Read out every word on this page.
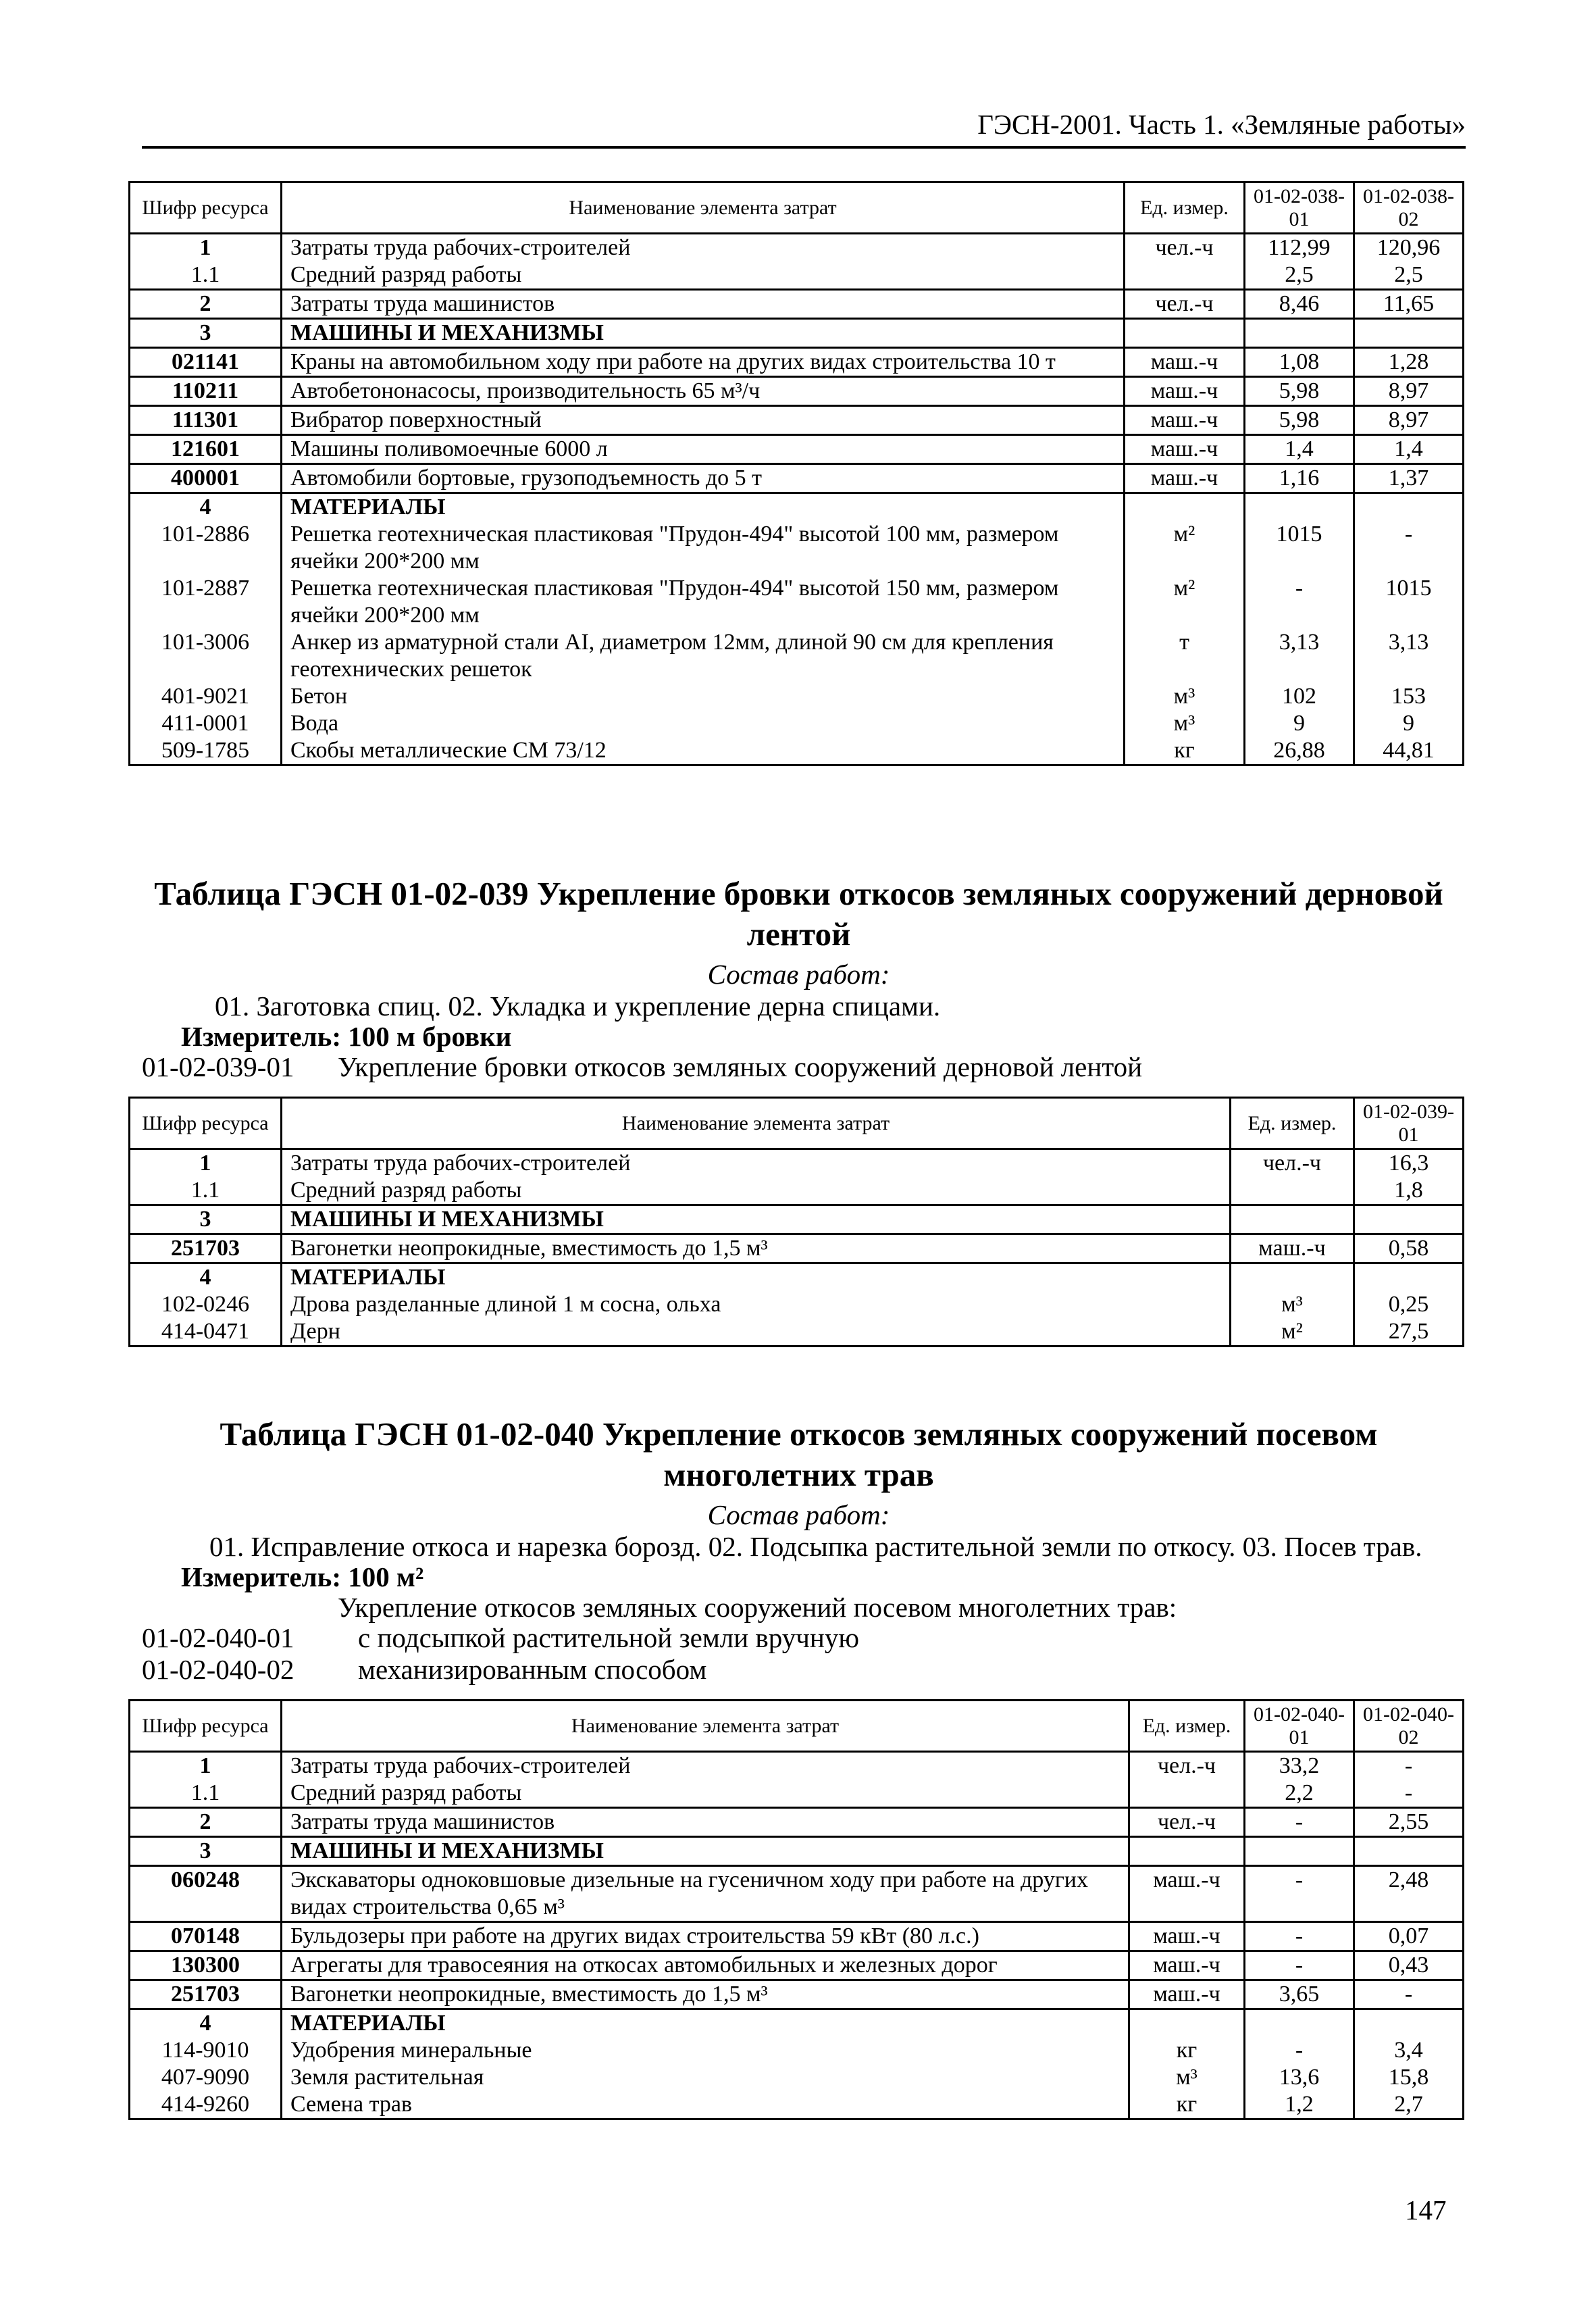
ГЭСН-2001. Часть 1. «Земляные работы»
Шифр ресурса	Наименование элемента затрат	Ед. измер.	01-02-038-01	01-02-038-02
1	Затраты труда рабочих-строителей	чел.-ч	112,99	120,96
1.1	Средний разряд работы		2,5	2,5
2	Затраты труда машинистов	чел.-ч	8,46	11,65
3	МАШИНЫ И МЕХАНИЗМЫ			
021141	Краны на автомобильном ходу при работе на других видах строительства 10 т	маш.-ч	1,08	1,28
110211	Автобетононасосы, производительность 65 м³/ч	маш.-ч	5,98	8,97
111301	Вибратор поверхностный	маш.-ч	5,98	8,97
121601	Машины поливомоечные 6000 л	маш.-ч	1,4	1,4
400001	Автомобили бортовые, грузоподъемность до 5 т	маш.-ч	1,16	1,37
4	МАТЕРИАЛЫ			
101-2886	Решетка геотехническая пластиковая "Прудон-494" высотой 100 мм, размером ячейки 200*200 мм	м²	1015	-
101-2887	Решетка геотехническая пластиковая "Прудон-494" высотой 150 мм, размером ячейки 200*200 мм	м²	-	1015
101-3006	Анкер из арматурной стали AI, диаметром 12мм, длиной 90 см для крепления геотехнических решеток	т	3,13	3,13
401-9021	Бетон	м³	102	153
411-0001	Вода	м³	9	9
509-1785	Скобы металлические СМ 73/12	кг	26,88	44,81
Таблица ГЭСН 01-02-039 Укрепление бровки откосов земляных сооружений дерновой
лентой
Состав работ:
01. Заготовка спиц. 02. Укладка и укрепление дерна спицами.
Измеритель: 100 м бровки
01-02-039-01 Укрепление бровки откосов земляных сооружений дерновой лентой
Шифр ресурса	Наименование элемента затрат	Ед. измер.	01-02-039-01
1	Затраты труда рабочих-строителей	чел.-ч	16,3
1.1	Средний разряд работы		1,8
3	МАШИНЫ И МЕХАНИЗМЫ		
251703	Вагонетки неопрокидные, вместимость до 1,5 м³	маш.-ч	0,58
4	МАТЕРИАЛЫ		
102-0246	Дрова разделанные длиной 1 м сосна, ольха	м³	0,25
414-0471	Дерн	м²	27,5
Таблица ГЭСН 01-02-040 Укрепление откосов земляных сооружений посевом
многолетних трав
Состав работ:
01. Исправление откоса и нарезка борозд. 02. Подсыпка растительной земли по откосу. 03. Посев трав.
Измеритель: 100 м²
Укрепление откосов земляных сооружений посевом многолетних трав:
01-02-040-01 с подсыпкой растительной земли вручную
01-02-040-02 механизированным способом
Шифр ресурса	Наименование элемента затрат	Ед. измер.	01-02-040-01	01-02-040-02
1	Затраты труда рабочих-строителей	чел.-ч	33,2	-
1.1	Средний разряд работы		2,2	-
2	Затраты труда машинистов	чел.-ч	-	2,55
3	МАШИНЫ И МЕХАНИЗМЫ			
060248	Экскаваторы одноковшовые дизельные на гусеничном ходу при работе на других видах строительства 0,65 м³	маш.-ч	-	2,48
070148	Бульдозеры при работе на других видах строительства 59 кВт (80 л.с.)	маш.-ч	-	0,07
130300	Агрегаты для травосеяния на откосах автомобильных и железных дорог	маш.-ч	-	0,43
251703	Вагонетки неопрокидные, вместимость до 1,5 м³	маш.-ч	3,65	-
4	МАТЕРИАЛЫ			
114-9010	Удобрения минеральные	кг	-	3,4
407-9090	Земля растительная	м³	13,6	15,8
414-9260	Семена трав	кг	1,2	2,7
147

=======

Your task: Out of the material above, select every line that holds the string "Средний".

Solution to this exercise:
1.1	Средний разряд работы		2,5	2,5
1.1	Средний разряд работы		1,8
1.1	Средний разряд работы		2,2	-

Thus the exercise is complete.